SUPPLIED MATERIAL:
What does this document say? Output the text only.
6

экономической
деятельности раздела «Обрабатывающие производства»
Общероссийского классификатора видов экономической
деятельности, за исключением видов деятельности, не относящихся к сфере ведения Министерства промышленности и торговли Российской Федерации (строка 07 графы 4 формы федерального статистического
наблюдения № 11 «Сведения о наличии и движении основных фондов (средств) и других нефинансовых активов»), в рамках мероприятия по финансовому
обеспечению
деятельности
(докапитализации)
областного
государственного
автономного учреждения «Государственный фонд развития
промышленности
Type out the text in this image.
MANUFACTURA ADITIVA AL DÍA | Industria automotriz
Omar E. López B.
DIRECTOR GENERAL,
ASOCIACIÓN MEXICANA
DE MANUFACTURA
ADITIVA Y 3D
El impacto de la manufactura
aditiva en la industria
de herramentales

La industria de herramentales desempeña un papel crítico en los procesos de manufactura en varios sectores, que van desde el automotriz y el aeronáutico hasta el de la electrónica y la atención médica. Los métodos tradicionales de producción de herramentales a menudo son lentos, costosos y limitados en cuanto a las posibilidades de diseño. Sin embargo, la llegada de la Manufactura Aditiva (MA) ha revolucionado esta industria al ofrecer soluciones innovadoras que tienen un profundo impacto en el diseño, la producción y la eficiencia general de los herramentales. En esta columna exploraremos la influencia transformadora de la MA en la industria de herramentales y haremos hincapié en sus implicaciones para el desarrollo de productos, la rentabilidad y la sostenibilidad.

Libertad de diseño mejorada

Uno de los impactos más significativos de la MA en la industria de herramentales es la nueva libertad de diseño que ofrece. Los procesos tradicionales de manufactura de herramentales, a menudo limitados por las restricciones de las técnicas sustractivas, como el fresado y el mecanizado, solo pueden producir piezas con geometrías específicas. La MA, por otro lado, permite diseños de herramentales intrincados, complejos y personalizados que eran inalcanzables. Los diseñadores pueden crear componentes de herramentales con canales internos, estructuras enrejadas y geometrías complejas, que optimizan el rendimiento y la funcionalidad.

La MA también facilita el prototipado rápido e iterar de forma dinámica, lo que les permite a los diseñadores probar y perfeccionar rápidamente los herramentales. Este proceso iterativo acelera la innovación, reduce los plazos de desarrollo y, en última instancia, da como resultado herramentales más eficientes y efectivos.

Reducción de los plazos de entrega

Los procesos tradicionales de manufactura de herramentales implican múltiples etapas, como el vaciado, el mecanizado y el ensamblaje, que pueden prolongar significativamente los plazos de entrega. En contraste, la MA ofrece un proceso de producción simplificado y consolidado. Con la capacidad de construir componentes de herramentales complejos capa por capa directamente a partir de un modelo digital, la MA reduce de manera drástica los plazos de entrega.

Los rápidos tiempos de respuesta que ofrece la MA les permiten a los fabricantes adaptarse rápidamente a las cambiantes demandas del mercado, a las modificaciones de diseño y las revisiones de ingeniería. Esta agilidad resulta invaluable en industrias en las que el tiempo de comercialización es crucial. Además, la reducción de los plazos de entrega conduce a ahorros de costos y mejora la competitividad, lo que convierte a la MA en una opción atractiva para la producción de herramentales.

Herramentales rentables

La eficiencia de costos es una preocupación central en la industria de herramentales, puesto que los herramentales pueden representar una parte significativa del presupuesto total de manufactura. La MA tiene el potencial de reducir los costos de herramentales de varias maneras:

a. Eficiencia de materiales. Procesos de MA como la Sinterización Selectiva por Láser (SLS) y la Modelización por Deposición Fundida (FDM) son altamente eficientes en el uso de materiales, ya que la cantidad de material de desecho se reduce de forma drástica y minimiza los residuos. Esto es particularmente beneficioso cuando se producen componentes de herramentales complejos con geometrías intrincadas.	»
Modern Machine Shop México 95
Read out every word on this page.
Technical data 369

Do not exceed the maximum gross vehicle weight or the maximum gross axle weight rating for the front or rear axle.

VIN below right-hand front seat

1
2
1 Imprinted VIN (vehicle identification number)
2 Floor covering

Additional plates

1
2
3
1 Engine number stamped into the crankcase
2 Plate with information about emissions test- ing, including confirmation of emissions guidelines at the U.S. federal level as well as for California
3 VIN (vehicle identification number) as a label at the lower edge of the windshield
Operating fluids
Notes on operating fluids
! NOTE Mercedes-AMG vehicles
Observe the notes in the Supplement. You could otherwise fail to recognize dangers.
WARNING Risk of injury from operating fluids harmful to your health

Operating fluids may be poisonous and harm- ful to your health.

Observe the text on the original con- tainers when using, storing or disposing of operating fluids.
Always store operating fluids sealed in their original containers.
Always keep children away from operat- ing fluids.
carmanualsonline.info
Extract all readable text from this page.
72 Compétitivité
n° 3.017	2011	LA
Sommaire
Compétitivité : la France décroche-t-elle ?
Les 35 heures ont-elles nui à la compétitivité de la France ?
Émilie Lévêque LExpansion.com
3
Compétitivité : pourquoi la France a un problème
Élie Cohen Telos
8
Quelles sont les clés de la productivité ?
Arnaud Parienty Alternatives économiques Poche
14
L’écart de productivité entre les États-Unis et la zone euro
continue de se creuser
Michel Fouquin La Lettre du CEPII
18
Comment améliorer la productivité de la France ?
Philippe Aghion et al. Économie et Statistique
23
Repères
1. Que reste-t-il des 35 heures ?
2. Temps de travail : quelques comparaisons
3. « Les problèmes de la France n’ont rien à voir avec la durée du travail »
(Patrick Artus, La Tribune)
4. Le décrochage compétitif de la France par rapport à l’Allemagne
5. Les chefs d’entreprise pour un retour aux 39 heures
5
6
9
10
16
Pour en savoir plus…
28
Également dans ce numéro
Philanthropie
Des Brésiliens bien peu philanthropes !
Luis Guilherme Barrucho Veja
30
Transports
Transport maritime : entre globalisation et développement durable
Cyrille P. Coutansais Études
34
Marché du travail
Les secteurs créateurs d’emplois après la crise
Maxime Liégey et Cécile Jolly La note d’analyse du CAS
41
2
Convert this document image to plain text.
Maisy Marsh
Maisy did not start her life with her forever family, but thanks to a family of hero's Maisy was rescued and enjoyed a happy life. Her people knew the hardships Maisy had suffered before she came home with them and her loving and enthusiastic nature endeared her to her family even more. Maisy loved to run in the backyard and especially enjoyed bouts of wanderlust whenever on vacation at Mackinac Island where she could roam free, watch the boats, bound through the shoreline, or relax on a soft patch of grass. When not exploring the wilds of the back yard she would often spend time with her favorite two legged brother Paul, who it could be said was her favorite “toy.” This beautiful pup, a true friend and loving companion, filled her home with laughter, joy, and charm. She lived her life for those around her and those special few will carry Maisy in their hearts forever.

EXERCISE OBJECTIVE:
Print every line of the records exactly. Omit nothing.

CORRECT RESULT:
What does this document say? Output the text only.
6

экономической
деятельности раздела «Обрабатывающие производства»
Общероссийского классификатора видов экономической
деятельности, за исключением видов деятельности, не относящихся к сфере ведения Министерства промышленности и торговли Российской Федерации (строка 07 графы 4 формы федерального статистического
наблюдения № 11 «Сведения о наличии и движении основных фондов (средств) и других нефинансовых активов»), в рамках мероприятия по финансовому
обеспечению
деятельности
(докапитализации)
областного
государственного
автономного учреждения «Государственный фонд развития
промышленности
Type out the text in this image.
MANUFACTURA ADITIVA AL DÍA | Industria automotriz
Omar E. López B.
DIRECTOR GENERAL,
ASOCIACIÓN MEXICANA
DE MANUFACTURA
ADITIVA Y 3D
El impacto de la manufactura
aditiva en la industria
de herramentales

La industria de herramentales desempeña un papel crítico en los procesos de manufactura en varios sectores, que van desde el automotriz y el aeronáutico hasta el de la electrónica y la atención médica. Los métodos tradicionales de producción de herramentales a menudo son lentos, costosos y limitados en cuanto a las posibilidades de diseño. Sin embargo, la llegada de la Manufactura Aditiva (MA) ha revolucionado esta industria al ofrecer soluciones innovadoras que tienen un profundo impacto en el diseño, la producción y la eficiencia general de los herramentales. En esta columna exploraremos la influencia transformadora de la MA en la industria de herramentales y haremos hincapié en sus implicaciones para el desarrollo de productos, la rentabilidad y la sostenibilidad.

Libertad de diseño mejorada

Uno de los impactos más significativos de la MA en la industria de herramentales es la nueva libertad de diseño que ofrece. Los procesos tradicionales de manufactura de herramentales, a menudo limitados por las restricciones de las técnicas sustractivas, como el fresado y el mecanizado, solo pueden producir piezas con geometrías específicas. La MA, por otro lado, permite diseños de herramentales intrincados, complejos y personalizados que eran inalcanzables. Los diseñadores pueden crear componentes de herramentales con canales internos, estructuras enrejadas y geometrías complejas, que optimizan el rendimiento y la funcionalidad.

La MA también facilita el prototipado rápido e iterar de forma dinámica, lo que les permite a los diseñadores probar y perfeccionar rápidamente los herramentales. Este proceso iterativo acelera la innovación, reduce los plazos de desarrollo y, en última instancia, da como resultado herramentales más eficientes y efectivos.

Reducción de los plazos de entrega

Los procesos tradicionales de manufactura de herramentales implican múltiples etapas, como el vaciado, el mecanizado y el ensamblaje, que pueden prolongar significativamente los plazos de entrega. En contraste, la MA ofrece un proceso de producción simplificado y consolidado. Con la capacidad de construir componentes de herramentales complejos capa por capa directamente a partir de un modelo digital, la MA reduce de manera drástica los plazos de entrega.

Los rápidos tiempos de respuesta que ofrece la MA les permiten a los fabricantes adaptarse rápidamente a las cambiantes demandas del mercado, a las modificaciones de diseño y las revisiones de ingeniería. Esta agilidad resulta invaluable en industrias en las que el tiempo de comercialización es crucial. Además, la reducción de los plazos de entrega conduce a ahorros de costos y mejora la competitividad, lo que convierte a la MA en una opción atractiva para la producción de herramentales.

Herramentales rentables

La eficiencia de costos es una preocupación central en la industria de herramentales, puesto que los herramentales pueden representar una parte significativa del presupuesto total de manufactura. La MA tiene el potencial de reducir los costos de herramentales de varias maneras:

a. Eficiencia de materiales. Procesos de MA como la Sinterización Selectiva por Láser (SLS) y la Modelización por Deposición Fundida (FDM) son altamente eficientes en el uso de materiales, ya que la cantidad de material de desecho se reduce de forma drástica y minimiza los residuos. Esto es particularmente beneficioso cuando se producen componentes de herramentales complejos con geometrías intrincadas.	»
Modern Machine Shop México 95
Read out every word on this page.
Technical data 369

Do not exceed the maximum gross vehicle weight or the maximum gross axle weight rating for the front or rear axle.

VIN below right-hand front seat

1
2
1 Imprinted VIN (vehicle identification number)
2 Floor covering

Additional plates

1
2
3
1 Engine number stamped into the crankcase
2 Plate with information about emissions test- ing, including confirmation of emissions guidelines at the U.S. federal level as well as for California
3 VIN (vehicle identification number) as a label at the lower edge of the windshield
Operating fluids
Notes on operating fluids
! NOTE Mercedes-AMG vehicles
Observe the notes in the Supplement. You could otherwise fail to recognize dangers.
WARNING Risk of injury from operating fluids harmful to your health

Operating fluids may be poisonous and harm- ful to your health.

Observe the text on the original con- tainers when using, storing or disposing of operating fluids.
Always store operating fluids sealed in their original containers.
Always keep children away from operat- ing fluids.
carmanualsonline.info
Extract all readable text from this page.
72 Compétitivité
n° 3.017	2011	LA
Sommaire
Compétitivité : la France décroche-t-elle ?
Les 35 heures ont-elles nui à la compétitivité de la France ?
Émilie Lévêque LExpansion.com
3
Compétitivité : pourquoi la France a un problème
Élie Cohen Telos
8
Quelles sont les clés de la productivité ?
Arnaud Parienty Alternatives économiques Poche
14
L’écart de productivité entre les États-Unis et la zone euro
continue de se creuser
Michel Fouquin La Lettre du CEPII
18
Comment améliorer la productivité de la France ?
Philippe Aghion et al. Économie et Statistique
23
Repères
1. Que reste-t-il des 35 heures ?
2. Temps de travail : quelques comparaisons
3. « Les problèmes de la France n’ont rien à voir avec la durée du travail »
(Patrick Artus, La Tribune)
4. Le décrochage compétitif de la France par rapport à l’Allemagne
5. Les chefs d’entreprise pour un retour aux 39 heures
5
6
9
10
16
Pour en savoir plus…
28
Également dans ce numéro
Philanthropie
Des Brésiliens bien peu philanthropes !
Luis Guilherme Barrucho Veja
30
Transports
Transport maritime : entre globalisation et développement durable
Cyrille P. Coutansais Études
34
Marché du travail
Les secteurs créateurs d’emplois après la crise
Maxime Liégey et Cécile Jolly La note d’analyse du CAS
41
2
Convert this document image to plain text.
Maisy Marsh
Maisy did not start her life with her forever family, but thanks to a family of hero's Maisy was rescued and enjoyed a happy life. Her people knew the hardships Maisy had suffered before she came home with them and her loving and enthusiastic nature endeared her to her family even more. Maisy loved to run in the backyard and especially enjoyed bouts of wanderlust whenever on vacation at Mackinac Island where she could roam free, watch the boats, bound through the shoreline, or relax on a soft patch of grass. When not exploring the wilds of the back yard she would often spend time with her favorite two legged brother Paul, who it could be said was her favorite “toy.” This beautiful pup, a true friend and loving companion, filled her home with laughter, joy, and charm. She lived her life for those around her and those special few will carry Maisy in their hearts forever.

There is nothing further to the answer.